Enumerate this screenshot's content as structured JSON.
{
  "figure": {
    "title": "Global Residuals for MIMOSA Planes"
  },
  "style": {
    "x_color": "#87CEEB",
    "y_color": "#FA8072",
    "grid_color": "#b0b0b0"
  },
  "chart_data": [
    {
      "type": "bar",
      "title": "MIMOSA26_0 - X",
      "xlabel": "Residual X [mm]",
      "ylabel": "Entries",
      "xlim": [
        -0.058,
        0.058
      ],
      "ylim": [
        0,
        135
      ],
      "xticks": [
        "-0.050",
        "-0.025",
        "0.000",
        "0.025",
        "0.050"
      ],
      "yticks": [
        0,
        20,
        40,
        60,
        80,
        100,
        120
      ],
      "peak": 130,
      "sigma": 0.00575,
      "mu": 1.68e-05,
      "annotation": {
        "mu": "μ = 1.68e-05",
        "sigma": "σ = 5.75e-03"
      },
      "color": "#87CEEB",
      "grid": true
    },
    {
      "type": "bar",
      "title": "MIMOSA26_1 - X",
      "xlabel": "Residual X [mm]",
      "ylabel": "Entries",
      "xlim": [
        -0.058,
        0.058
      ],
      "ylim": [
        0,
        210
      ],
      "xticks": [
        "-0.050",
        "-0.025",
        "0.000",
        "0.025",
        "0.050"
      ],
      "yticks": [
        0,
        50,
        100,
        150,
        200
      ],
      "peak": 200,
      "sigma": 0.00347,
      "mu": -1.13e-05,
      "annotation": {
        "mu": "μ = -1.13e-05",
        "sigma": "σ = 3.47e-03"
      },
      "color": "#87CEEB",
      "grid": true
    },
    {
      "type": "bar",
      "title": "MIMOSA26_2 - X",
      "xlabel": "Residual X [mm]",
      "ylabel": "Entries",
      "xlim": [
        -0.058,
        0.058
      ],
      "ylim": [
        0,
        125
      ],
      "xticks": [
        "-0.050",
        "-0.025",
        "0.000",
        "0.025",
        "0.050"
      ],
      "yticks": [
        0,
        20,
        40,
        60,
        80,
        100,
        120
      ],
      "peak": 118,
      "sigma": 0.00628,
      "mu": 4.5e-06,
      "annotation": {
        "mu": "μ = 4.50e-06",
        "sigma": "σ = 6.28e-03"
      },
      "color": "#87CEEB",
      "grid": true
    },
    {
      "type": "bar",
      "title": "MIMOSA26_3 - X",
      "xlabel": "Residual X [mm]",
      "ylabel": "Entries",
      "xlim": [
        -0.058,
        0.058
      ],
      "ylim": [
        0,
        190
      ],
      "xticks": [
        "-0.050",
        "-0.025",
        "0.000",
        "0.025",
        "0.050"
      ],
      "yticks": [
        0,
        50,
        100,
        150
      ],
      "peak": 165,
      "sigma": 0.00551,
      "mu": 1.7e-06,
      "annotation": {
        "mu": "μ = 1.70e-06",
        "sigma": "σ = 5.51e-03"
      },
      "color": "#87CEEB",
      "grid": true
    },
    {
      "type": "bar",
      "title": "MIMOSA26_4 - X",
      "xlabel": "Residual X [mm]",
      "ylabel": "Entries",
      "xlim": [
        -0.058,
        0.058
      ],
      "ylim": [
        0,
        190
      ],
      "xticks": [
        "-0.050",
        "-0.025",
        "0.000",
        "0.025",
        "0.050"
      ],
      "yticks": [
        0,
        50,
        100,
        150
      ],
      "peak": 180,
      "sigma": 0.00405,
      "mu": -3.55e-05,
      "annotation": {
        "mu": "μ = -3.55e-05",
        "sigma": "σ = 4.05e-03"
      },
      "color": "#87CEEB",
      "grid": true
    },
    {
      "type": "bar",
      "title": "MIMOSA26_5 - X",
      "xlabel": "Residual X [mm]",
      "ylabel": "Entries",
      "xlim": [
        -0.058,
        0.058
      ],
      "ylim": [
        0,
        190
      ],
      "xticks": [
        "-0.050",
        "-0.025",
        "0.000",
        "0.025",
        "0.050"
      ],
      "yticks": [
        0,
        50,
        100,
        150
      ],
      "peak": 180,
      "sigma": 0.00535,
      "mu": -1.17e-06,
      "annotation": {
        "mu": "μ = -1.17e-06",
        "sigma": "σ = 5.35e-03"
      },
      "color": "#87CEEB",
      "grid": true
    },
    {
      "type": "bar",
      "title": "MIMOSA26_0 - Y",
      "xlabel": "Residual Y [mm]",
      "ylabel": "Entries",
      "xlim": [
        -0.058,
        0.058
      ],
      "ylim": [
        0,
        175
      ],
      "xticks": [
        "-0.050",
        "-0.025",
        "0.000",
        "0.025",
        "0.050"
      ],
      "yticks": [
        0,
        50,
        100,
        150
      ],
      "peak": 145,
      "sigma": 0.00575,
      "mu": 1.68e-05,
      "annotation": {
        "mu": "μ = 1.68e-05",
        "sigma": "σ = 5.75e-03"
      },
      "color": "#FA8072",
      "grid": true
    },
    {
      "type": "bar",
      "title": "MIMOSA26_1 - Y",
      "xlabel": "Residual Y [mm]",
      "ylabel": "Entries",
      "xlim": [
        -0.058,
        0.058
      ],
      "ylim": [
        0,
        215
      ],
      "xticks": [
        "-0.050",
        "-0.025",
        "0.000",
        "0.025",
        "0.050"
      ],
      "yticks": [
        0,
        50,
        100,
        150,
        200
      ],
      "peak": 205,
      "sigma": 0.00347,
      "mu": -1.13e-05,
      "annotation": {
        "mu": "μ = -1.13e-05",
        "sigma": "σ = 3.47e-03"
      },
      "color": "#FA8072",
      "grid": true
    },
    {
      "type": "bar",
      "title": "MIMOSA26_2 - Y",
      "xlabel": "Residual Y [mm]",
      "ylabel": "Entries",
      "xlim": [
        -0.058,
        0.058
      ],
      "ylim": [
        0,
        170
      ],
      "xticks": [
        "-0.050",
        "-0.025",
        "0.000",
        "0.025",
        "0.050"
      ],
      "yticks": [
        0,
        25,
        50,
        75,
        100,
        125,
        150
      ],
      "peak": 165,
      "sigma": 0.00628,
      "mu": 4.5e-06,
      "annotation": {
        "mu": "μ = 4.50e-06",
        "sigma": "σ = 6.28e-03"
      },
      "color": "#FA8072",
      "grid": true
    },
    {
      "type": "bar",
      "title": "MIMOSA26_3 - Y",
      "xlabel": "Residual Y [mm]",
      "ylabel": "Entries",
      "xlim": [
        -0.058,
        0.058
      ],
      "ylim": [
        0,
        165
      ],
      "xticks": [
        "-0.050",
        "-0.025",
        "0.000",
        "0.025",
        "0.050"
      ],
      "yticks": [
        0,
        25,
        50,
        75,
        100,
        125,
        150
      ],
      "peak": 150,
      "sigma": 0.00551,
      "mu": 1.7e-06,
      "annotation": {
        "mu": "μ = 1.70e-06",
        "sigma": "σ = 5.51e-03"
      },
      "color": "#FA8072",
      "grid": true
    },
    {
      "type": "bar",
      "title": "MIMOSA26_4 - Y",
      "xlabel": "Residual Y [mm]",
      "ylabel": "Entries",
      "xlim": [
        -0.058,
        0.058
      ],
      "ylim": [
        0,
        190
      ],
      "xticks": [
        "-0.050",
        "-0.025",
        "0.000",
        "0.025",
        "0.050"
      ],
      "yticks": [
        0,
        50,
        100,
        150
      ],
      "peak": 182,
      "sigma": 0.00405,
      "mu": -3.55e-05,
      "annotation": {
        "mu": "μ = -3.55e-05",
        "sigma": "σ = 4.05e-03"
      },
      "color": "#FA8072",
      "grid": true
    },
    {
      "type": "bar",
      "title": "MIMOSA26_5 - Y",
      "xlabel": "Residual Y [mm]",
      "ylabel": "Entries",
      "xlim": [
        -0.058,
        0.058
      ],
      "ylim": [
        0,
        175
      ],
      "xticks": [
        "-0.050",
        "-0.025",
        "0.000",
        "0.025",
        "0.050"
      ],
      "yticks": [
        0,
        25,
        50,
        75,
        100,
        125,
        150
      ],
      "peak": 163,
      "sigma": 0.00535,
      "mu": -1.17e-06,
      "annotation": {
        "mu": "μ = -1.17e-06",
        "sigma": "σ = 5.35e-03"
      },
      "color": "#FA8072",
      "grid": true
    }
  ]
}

• • • • •

Sift through the entries and copy every line with "peak".

      "peak": 130,
      "peak": 200,
      "peak": 118,
      "peak": 165,
      "peak": 180,
      "peak": 180,
      "peak": 145,
      "peak": 205,
      "peak": 165,
      "peak": 150,
      "peak": 182,
      "peak": 163,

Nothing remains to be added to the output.